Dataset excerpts

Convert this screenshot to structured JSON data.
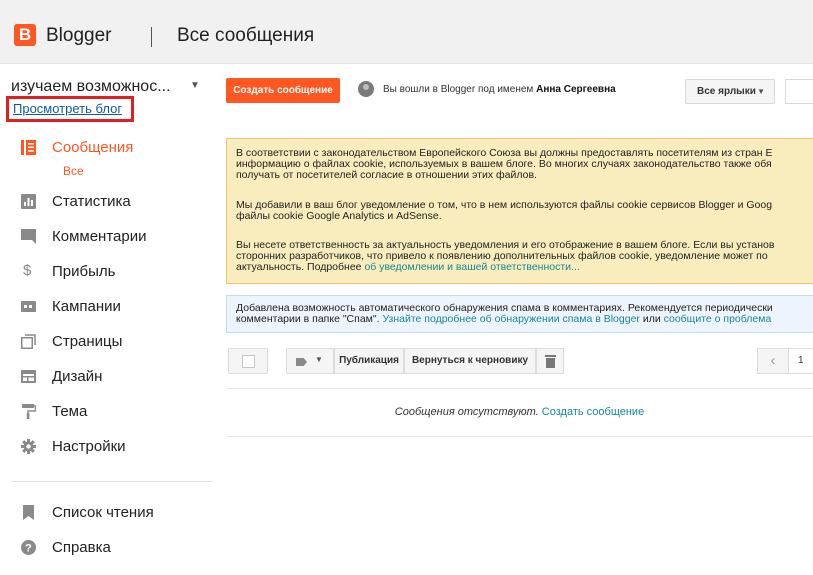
{
  "header": {
    "logo_letter": "B",
    "brand": "Blogger",
    "page_title": "Все сообщения",
    "brand_color": "#ff5722"
  },
  "sidebar": {
    "blog_name": "изучаем возможнос...",
    "view_blog": "Просмотреть блог",
    "items": [
      {
        "label": "Сообщения",
        "icon": "posts-icon",
        "active": true
      },
      {
        "label": "Статистика",
        "icon": "stats-icon"
      },
      {
        "label": "Комментарии",
        "icon": "comments-icon"
      },
      {
        "label": "Прибыль",
        "icon": "dollar-icon"
      },
      {
        "label": "Кампании",
        "icon": "campaigns-icon"
      },
      {
        "label": "Страницы",
        "icon": "pages-icon"
      },
      {
        "label": "Дизайн",
        "icon": "layout-icon"
      },
      {
        "label": "Тема",
        "icon": "paint-roller-icon"
      },
      {
        "label": "Настройки",
        "icon": "gear-icon"
      }
    ],
    "sub_item": "Все",
    "bottom_items": [
      {
        "label": "Список чтения",
        "icon": "bookmark-icon"
      },
      {
        "label": "Справка",
        "icon": "help-icon"
      }
    ]
  },
  "toolbar": {
    "create_label": "Создать сообщение",
    "signed_in_prefix": "Вы вошли в Blogger под именем",
    "user_name": "Анна Сергеевна",
    "labels_label": "Все ярлыки"
  },
  "notice_cookie": {
    "p1_line1": "В соответствии с законодательством Европейского Союза вы должны предоставлять посетителям из стран Е",
    "p1_line2": "информацию о файлах cookie, используемых в вашем блоге. Во многих случаях законодательство также обя",
    "p1_line3": "получать от посетителей согласие в отношении этих файлов.",
    "p2_line1": "Мы добавили в ваш блог уведомление о том, что в нем используются файлы cookie сервисов Blogger и Goog",
    "p2_line2": "файлы cookie Google Analytics и AdSense.",
    "p3_line1": "Вы несете ответственность за актуальность уведомления и его отображение в вашем блоге. Если вы установ",
    "p3_line2": "сторонних разработчиков, что привело к появлению дополнительных файлов cookie, уведомление может по",
    "p3_line3_text": "актуальность. Подробнее",
    "p3_link": "об уведомлении и вашей ответственности..."
  },
  "notice_spam": {
    "line1": "Добавлена возможность автоматического обнаружения спама в комментариях. Рекомендуется периодически",
    "line2_text": "комментарии в папке \"Спам\".",
    "link1": "Узнайте подробнее об обнаружении спама в Blogger",
    "mid_text": "или",
    "link2": "сообщите о проблема"
  },
  "posts_toolbar": {
    "publish": "Публикация",
    "revert": "Вернуться к черновику",
    "prev": "‹",
    "page": "1"
  },
  "empty": {
    "text": "Сообщения отсутствуют.",
    "link": "Создать сообщение"
  }
}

REQUIREMENTS
Say how many lines in the records above hold "сообщение", and give no other text.

SOLUTION TO THE PROBLEM
2